* REQUIRED WORK: Send each entry back exactly as given, pictures excluded.

* RECORDS TO USE:
******

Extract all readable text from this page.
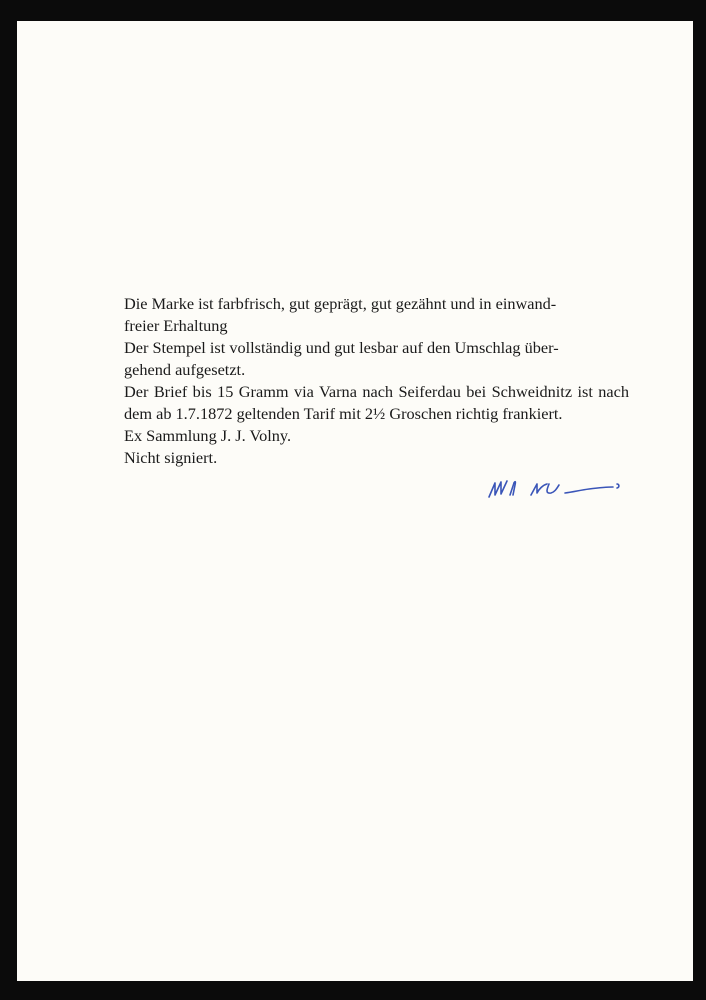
Die Marke ist farbfrisch, gut geprägt, gut gezähnt und in einwand-
freier Erhaltung

Der Stempel ist vollständig und gut lesbar auf den Umschlag über-
gehend aufgesetzt.

Der Brief bis 15 Gramm via Varna nach Seiferdau bei Schweidnitz ist nach dem ab 1.7.1872 geltenden Tarif mit 2½ Groschen richtig frankiert.

Ex Sammlung J. J. Volny.

Nicht signiert.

******

* THE RESULT:
Extract all readable text from this page.
Die Marke ist farbfrisch, gut geprägt, gut gezähnt und in einwand-
freier Erhaltung

Der Stempel ist vollständig und gut lesbar auf den Umschlag über-
gehend aufgesetzt.

Der Brief bis 15 Gramm via Varna nach Seiferdau bei Schweidnitz ist nach dem ab 1.7.1872 geltenden Tarif mit 2½ Groschen richtig frankiert.

Ex Sammlung J. J. Volny.

Nicht signiert.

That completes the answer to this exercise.